> _Do this_:
Emit the entire listing verbatim.

** Start Supplied data **

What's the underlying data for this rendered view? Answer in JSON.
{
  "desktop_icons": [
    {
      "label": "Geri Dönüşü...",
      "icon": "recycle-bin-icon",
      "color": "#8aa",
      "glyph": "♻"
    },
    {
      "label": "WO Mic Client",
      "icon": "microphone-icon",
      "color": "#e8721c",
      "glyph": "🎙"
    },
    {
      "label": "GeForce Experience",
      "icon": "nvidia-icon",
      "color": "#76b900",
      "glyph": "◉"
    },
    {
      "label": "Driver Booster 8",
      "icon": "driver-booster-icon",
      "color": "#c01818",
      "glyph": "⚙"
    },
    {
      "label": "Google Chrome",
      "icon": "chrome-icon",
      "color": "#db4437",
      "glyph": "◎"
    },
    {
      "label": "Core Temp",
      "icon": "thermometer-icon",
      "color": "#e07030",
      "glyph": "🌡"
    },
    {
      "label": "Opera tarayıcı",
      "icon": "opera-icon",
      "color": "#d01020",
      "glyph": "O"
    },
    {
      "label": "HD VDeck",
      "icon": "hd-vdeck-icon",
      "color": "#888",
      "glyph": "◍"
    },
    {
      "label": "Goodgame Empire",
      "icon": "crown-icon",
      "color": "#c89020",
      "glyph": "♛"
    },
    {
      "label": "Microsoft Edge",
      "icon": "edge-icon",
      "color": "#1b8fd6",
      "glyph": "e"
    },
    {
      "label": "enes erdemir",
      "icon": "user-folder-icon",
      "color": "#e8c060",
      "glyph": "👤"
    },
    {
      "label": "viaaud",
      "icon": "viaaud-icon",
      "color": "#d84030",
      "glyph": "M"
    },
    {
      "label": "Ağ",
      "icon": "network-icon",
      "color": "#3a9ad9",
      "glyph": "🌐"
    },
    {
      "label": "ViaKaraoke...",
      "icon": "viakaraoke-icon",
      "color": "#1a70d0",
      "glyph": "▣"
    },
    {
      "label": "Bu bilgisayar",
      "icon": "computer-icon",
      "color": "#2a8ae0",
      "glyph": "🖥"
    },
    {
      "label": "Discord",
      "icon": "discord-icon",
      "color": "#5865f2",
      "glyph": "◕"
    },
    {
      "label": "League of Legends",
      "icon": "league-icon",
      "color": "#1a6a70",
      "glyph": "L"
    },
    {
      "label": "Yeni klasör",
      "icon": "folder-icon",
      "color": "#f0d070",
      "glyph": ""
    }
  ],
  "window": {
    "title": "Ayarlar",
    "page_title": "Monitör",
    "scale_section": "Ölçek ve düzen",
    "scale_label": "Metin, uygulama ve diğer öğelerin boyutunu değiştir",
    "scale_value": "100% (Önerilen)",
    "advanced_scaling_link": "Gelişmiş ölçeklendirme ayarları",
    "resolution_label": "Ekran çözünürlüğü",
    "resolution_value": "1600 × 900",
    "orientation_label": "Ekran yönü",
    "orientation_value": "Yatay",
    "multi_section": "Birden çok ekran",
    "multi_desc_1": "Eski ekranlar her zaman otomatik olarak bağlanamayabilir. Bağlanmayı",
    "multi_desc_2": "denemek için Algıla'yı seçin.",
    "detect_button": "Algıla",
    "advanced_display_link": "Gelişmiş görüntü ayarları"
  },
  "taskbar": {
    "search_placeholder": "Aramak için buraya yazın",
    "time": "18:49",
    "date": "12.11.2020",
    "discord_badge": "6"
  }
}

** End Supplied data **

> _Written response_:
What's the underlying data for this rendered view? Answer in JSON.
{
  "desktop_icons": [
    {
      "label": "Geri Dönüşü...",
      "icon": "recycle-bin-icon",
      "color": "#8aa",
      "glyph": "♻"
    },
    {
      "label": "WO Mic Client",
      "icon": "microphone-icon",
      "color": "#e8721c",
      "glyph": "🎙"
    },
    {
      "label": "GeForce Experience",
      "icon": "nvidia-icon",
      "color": "#76b900",
      "glyph": "◉"
    },
    {
      "label": "Driver Booster 8",
      "icon": "driver-booster-icon",
      "color": "#c01818",
      "glyph": "⚙"
    },
    {
      "label": "Google Chrome",
      "icon": "chrome-icon",
      "color": "#db4437",
      "glyph": "◎"
    },
    {
      "label": "Core Temp",
      "icon": "thermometer-icon",
      "color": "#e07030",
      "glyph": "🌡"
    },
    {
      "label": "Opera tarayıcı",
      "icon": "opera-icon",
      "color": "#d01020",
      "glyph": "O"
    },
    {
      "label": "HD VDeck",
      "icon": "hd-vdeck-icon",
      "color": "#888",
      "glyph": "◍"
    },
    {
      "label": "Goodgame Empire",
      "icon": "crown-icon",
      "color": "#c89020",
      "glyph": "♛"
    },
    {
      "label": "Microsoft Edge",
      "icon": "edge-icon",
      "color": "#1b8fd6",
      "glyph": "e"
    },
    {
      "label": "enes erdemir",
      "icon": "user-folder-icon",
      "color": "#e8c060",
      "glyph": "👤"
    },
    {
      "label": "viaaud",
      "icon": "viaaud-icon",
      "color": "#d84030",
      "glyph": "M"
    },
    {
      "label": "Ağ",
      "icon": "network-icon",
      "color": "#3a9ad9",
      "glyph": "🌐"
    },
    {
      "label": "ViaKaraoke...",
      "icon": "viakaraoke-icon",
      "color": "#1a70d0",
      "glyph": "▣"
    },
    {
      "label": "Bu bilgisayar",
      "icon": "computer-icon",
      "color": "#2a8ae0",
      "glyph": "🖥"
    },
    {
      "label": "Discord",
      "icon": "discord-icon",
      "color": "#5865f2",
      "glyph": "◕"
    },
    {
      "label": "League of Legends",
      "icon": "league-icon",
      "color": "#1a6a70",
      "glyph": "L"
    },
    {
      "label": "Yeni klasör",
      "icon": "folder-icon",
      "color": "#f0d070",
      "glyph": ""
    }
  ],
  "window": {
    "title": "Ayarlar",
    "page_title": "Monitör",
    "scale_section": "Ölçek ve düzen",
    "scale_label": "Metin, uygulama ve diğer öğelerin boyutunu değiştir",
    "scale_value": "100% (Önerilen)",
    "advanced_scaling_link": "Gelişmiş ölçeklendirme ayarları",
    "resolution_label": "Ekran çözünürlüğü",
    "resolution_value": "1600 × 900",
    "orientation_label": "Ekran yönü",
    "orientation_value": "Yatay",
    "multi_section": "Birden çok ekran",
    "multi_desc_1": "Eski ekranlar her zaman otomatik olarak bağlanamayabilir. Bağlanmayı",
    "multi_desc_2": "denemek için Algıla'yı seçin.",
    "detect_button": "Algıla",
    "advanced_display_link": "Gelişmiş görüntü ayarları"
  },
  "taskbar": {
    "search_placeholder": "Aramak için buraya yazın",
    "time": "18:49",
    "date": "12.11.2020",
    "discord_badge": "6"
  }
}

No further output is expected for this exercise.